▸ Material provided

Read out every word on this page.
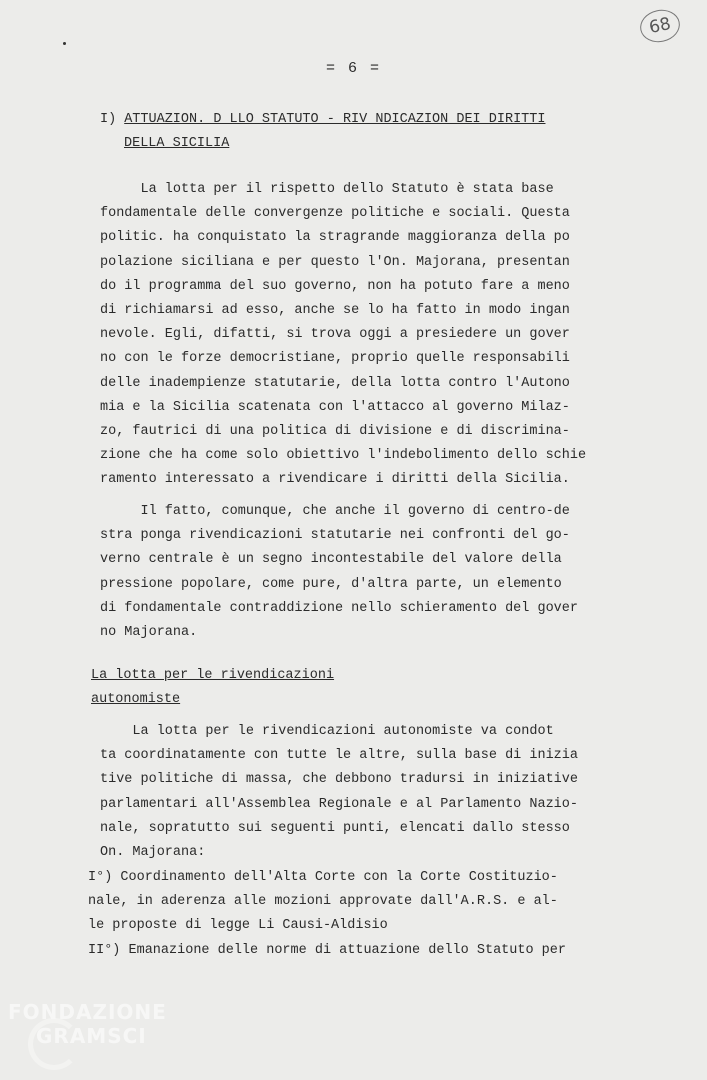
68
= 6 =
I) ATTUAZION. D LLO STATUTO - RIV NDICAZION DEI DIRITTI
DELLA SICILIA
La lotta per il rispetto dello Statuto è stata base
fondamentale delle convergenze politiche e sociali. Questa
politic. ha conquistato la stragrande maggioranza della po
polazione siciliana e per questo l'On. Majorana, presentan
do il programma del suo governo, non ha potuto fare a meno
di richiamarsi ad esso, anche se lo ha fatto in modo ingan
nevole. Egli, difatti, si trova oggi a presiedere un gover
no con le forze democristiane, proprio quelle responsabili
delle inadempienze statutarie, della lotta contro l'Autono
mia e la Sicilia scatenata con l'attacco al governo Milaz-
zo, fautrici di una politica di divisione e di discrimina-
zione che ha come solo obiettivo l'indebolimento dello schie
ramento interessato a rivendicare i diritti della Sicilia.
Il fatto, comunque, che anche il governo di centro-de
stra ponga rivendicazioni statutarie nei confronti del go-
verno centrale è un segno incontestabile del valore della
pressione popolare, come pure, d'altra parte, un elemento
di fondamentale contraddizione nello schieramento del gover
no Majorana.
La lotta per le rivendicazioni
autonomiste
La lotta per le rivendicazioni autonomiste va condot
ta coordinatamente con tutte le altre, sulla base di inizia
tive politiche di massa, che debbono tradursi in iniziative
parlamentari all'Assemblea Regionale e al Parlamento Nazio-
nale, sopratutto sui seguenti punti, elencati dallo stesso
On. Majorana:
I°) Coordinamento dell'Alta Corte con la Corte Costituzio-
nale, in aderenza alle mozioni approvate dall'A.R.S. e al-
le proposte di legge Li Causi-Aldisio
II°) Emanazione delle norme di attuazione dello Statuto per
FONDAZIONE
GRAMSCI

▸ Instruction
Output, exactly, all the records above; include no pictures.

▸ Reply to the exercise
Read out every word on this page.
68
= 6 =
I) ATTUAZION. D LLO STATUTO - RIV NDICAZION DEI DIRITTI
DELLA SICILIA
La lotta per il rispetto dello Statuto è stata base
fondamentale delle convergenze politiche e sociali. Questa
politic. ha conquistato la stragrande maggioranza della po
polazione siciliana e per questo l'On. Majorana, presentan
do il programma del suo governo, non ha potuto fare a meno
di richiamarsi ad esso, anche se lo ha fatto in modo ingan
nevole. Egli, difatti, si trova oggi a presiedere un gover
no con le forze democristiane, proprio quelle responsabili
delle inadempienze statutarie, della lotta contro l'Autono
mia e la Sicilia scatenata con l'attacco al governo Milaz-
zo, fautrici di una politica di divisione e di discrimina-
zione che ha come solo obiettivo l'indebolimento dello schie
ramento interessato a rivendicare i diritti della Sicilia.
Il fatto, comunque, che anche il governo di centro-de
stra ponga rivendicazioni statutarie nei confronti del go-
verno centrale è un segno incontestabile del valore della
pressione popolare, come pure, d'altra parte, un elemento
di fondamentale contraddizione nello schieramento del gover
no Majorana.
La lotta per le rivendicazioni
autonomiste
La lotta per le rivendicazioni autonomiste va condot
ta coordinatamente con tutte le altre, sulla base di inizia
tive politiche di massa, che debbono tradursi in iniziative
parlamentari all'Assemblea Regionale e al Parlamento Nazio-
nale, sopratutto sui seguenti punti, elencati dallo stesso
On. Majorana:
I°) Coordinamento dell'Alta Corte con la Corte Costituzio-
nale, in aderenza alle mozioni approvate dall'A.R.S. e al-
le proposte di legge Li Causi-Aldisio
II°) Emanazione delle norme di attuazione dello Statuto per
FONDAZIONE
GRAMSCI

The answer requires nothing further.